- Text passage

Divide using synthetic division $$ ( x^{4}-12x^{3}+43x^{2}-112x+192 ) \div ( x+3 ) $$
Answer
The synthetic division table is:
$$ \begin{array}{c|rrrrr}-3&1&-12&43&-112&192\\& & -3& 45& -264& \color{black}{1128} \\ \hline &\color{blue}{1}&\color{blue}{-15}&\color{blue}{88}&\color{blue}{-376}&\color{orangered}{1320} \end{array} $$The solution is:
$$ \frac{ x^{4}-12x^{3}+43x^{2}-112x+192 }{ x+3 } = \color{blue}{x^{3}-15x^{2}+88x-376} ~+~ \frac{ \color{red}{ 1320 } }{ x+3 } $$Explanation
Step 1 : Write down the coefficients of the dividend into division table. Put the zero from $ x + 3 = 0 $ ( $ x = \color{blue}{ -3 } $ ) at the left.
$$ \begin{array}{c|rrrrr}\color{blue}{-3}&1&-12&43&-112&192\\& & & & & \\ \hline &&&&& \end{array} $$Step 1 : Bring down the leading coefficient to the bottom row.
$$ \begin{array}{c|rrrrr}-3&\color{orangered}{ 1 }&-12&43&-112&192\\& & & & & \\ \hline &\color{orangered}{1}&&&& \end{array} $$Step 2 : Multiply by the number on the left, and carry the result into the next column: $ \color{blue}{ -3 } \cdot \color{blue}{ 1 } = \color{blue}{ -3 } $.

- Exercise instructions
a – What remainder does the synthetic division solution give?
b – Sum up the synthetic division solution in two sentences.
c – Give the next part of the synthetic division solution, continuing after its last sentence.

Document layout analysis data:
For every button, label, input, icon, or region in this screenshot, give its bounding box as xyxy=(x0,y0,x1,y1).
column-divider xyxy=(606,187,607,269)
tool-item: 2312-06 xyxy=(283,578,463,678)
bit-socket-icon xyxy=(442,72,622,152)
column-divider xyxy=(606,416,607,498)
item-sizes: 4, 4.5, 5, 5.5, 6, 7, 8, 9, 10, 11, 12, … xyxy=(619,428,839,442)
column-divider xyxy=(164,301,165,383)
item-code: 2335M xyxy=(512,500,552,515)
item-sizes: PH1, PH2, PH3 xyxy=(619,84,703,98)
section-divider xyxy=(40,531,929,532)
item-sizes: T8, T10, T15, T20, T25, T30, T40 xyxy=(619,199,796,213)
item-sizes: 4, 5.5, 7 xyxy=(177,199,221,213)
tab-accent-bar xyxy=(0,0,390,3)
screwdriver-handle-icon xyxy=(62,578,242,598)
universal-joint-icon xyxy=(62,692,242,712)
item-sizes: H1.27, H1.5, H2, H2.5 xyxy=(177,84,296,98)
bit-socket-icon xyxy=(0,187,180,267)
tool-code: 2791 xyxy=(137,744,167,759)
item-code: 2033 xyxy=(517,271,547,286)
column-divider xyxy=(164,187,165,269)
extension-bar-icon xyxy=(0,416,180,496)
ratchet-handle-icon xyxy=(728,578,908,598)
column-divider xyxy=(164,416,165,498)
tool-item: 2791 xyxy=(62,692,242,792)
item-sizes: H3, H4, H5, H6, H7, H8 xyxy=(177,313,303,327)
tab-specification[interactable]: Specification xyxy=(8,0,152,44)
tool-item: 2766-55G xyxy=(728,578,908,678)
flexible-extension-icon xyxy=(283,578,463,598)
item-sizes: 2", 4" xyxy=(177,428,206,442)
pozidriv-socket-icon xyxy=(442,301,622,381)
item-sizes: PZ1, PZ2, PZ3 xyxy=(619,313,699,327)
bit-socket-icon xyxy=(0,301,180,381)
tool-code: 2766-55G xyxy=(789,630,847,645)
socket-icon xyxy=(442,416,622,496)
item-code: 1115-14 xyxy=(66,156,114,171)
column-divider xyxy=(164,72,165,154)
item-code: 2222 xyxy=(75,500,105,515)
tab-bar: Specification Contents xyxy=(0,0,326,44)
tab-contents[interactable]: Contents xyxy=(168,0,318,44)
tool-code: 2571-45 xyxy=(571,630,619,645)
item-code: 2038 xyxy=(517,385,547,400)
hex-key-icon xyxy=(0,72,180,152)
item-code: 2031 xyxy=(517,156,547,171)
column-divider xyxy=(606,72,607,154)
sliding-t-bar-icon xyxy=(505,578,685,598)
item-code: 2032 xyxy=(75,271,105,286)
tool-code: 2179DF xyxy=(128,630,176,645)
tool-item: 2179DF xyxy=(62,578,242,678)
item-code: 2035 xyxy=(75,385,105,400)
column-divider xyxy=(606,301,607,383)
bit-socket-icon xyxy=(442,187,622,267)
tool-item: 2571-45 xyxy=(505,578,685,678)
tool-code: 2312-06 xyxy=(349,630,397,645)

- Answer set
a – 1320

b – Dividing x⁴ − 12x³ + 43x² − 112x + 192 by x + 3 with synthetic division gives the quotient x³ − 15x² + 88x − 376 and a remainder of 1320. The explanation starts by writing the dividend's coefficients into a table with −3, the zero of x + 3, at the left, then brings the leading coefficient down and multiplies it by −3 to get −3.

c –
$$ \begin{array}{c|rrrrr}\color{blue}{-3}&1&-12&43&-112&192\\& & \color{blue}{-3} & & & \\ \hline &\color{blue}{1}&&&& \end{array} $$Step 3 : Add down last column: $ \color{orangered}{ -12 } + \color{orangered}{ \left( -3 \right) } = \color{orangered}{ -15 } $
$$ \begin{array}{c|rrrrr}-3&1&\color{orangered}{ -12 }&43&-112&192\\& & \color{orangered}{-3} & & & \\ \hline &1&\color{orangered}{-15}&&& \end{array} $$Step 4 : Multiply by the number on the left, and carry the result into the next column: $ \color{blue}{ -3 } \cdot \color{blue}{ \left( -15 \right) } = \color{blue}{ 45 } $.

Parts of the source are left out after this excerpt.